Your task => Return each line of the data below verbatim; pictures are to be left out.

Saved entries:
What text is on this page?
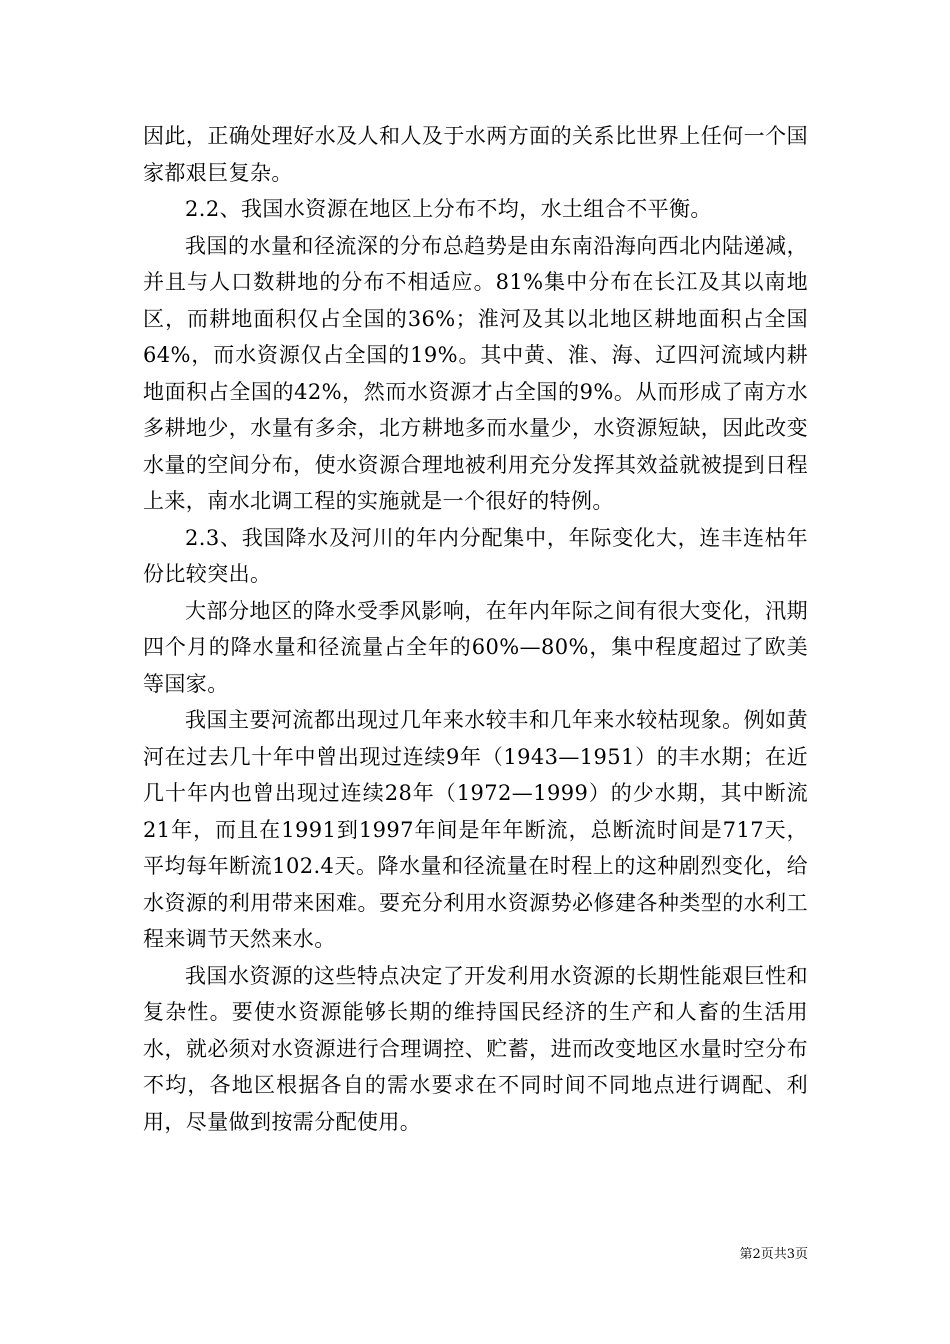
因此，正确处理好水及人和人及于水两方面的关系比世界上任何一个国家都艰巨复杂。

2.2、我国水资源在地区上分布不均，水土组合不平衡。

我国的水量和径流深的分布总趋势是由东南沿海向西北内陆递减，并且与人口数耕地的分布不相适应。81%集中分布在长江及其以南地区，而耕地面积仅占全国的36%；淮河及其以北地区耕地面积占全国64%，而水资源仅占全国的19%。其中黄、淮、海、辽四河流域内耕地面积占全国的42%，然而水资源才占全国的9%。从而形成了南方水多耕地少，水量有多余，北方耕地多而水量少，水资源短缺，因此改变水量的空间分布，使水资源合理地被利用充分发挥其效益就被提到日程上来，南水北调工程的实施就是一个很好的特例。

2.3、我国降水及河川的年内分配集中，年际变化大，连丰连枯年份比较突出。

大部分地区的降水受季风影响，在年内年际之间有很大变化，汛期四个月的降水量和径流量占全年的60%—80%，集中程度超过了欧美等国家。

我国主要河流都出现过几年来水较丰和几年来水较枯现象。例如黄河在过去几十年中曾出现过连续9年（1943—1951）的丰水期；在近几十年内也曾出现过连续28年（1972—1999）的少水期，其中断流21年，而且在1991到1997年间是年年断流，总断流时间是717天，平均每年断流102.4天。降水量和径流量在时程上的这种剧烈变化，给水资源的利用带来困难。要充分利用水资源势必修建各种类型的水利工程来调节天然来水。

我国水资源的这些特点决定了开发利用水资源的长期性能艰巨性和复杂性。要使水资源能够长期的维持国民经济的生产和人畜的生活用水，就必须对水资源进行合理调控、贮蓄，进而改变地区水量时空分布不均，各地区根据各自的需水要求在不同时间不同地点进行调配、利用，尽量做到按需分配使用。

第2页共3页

Task solution =>
What text is on this page?
因此，正确处理好水及人和人及于水两方面的关系比世界上任何一个国家都艰巨复杂。

2.2、我国水资源在地区上分布不均，水土组合不平衡。

我国的水量和径流深的分布总趋势是由东南沿海向西北内陆递减，并且与人口数耕地的分布不相适应。81%集中分布在长江及其以南地区，而耕地面积仅占全国的36%；淮河及其以北地区耕地面积占全国64%，而水资源仅占全国的19%。其中黄、淮、海、辽四河流域内耕地面积占全国的42%，然而水资源才占全国的9%。从而形成了南方水多耕地少，水量有多余，北方耕地多而水量少，水资源短缺，因此改变水量的空间分布，使水资源合理地被利用充分发挥其效益就被提到日程上来，南水北调工程的实施就是一个很好的特例。

2.3、我国降水及河川的年内分配集中，年际变化大，连丰连枯年份比较突出。

大部分地区的降水受季风影响，在年内年际之间有很大变化，汛期四个月的降水量和径流量占全年的60%—80%，集中程度超过了欧美等国家。

我国主要河流都出现过几年来水较丰和几年来水较枯现象。例如黄河在过去几十年中曾出现过连续9年（1943—1951）的丰水期；在近几十年内也曾出现过连续28年（1972—1999）的少水期，其中断流21年，而且在1991到1997年间是年年断流，总断流时间是717天，平均每年断流102.4天。降水量和径流量在时程上的这种剧烈变化，给水资源的利用带来困难。要充分利用水资源势必修建各种类型的水利工程来调节天然来水。

我国水资源的这些特点决定了开发利用水资源的长期性能艰巨性和复杂性。要使水资源能够长期的维持国民经济的生产和人畜的生活用水，就必须对水资源进行合理调控、贮蓄，进而改变地区水量时空分布不均，各地区根据各自的需水要求在不同时间不同地点进行调配、利用，尽量做到按需分配使用。

第2页共3页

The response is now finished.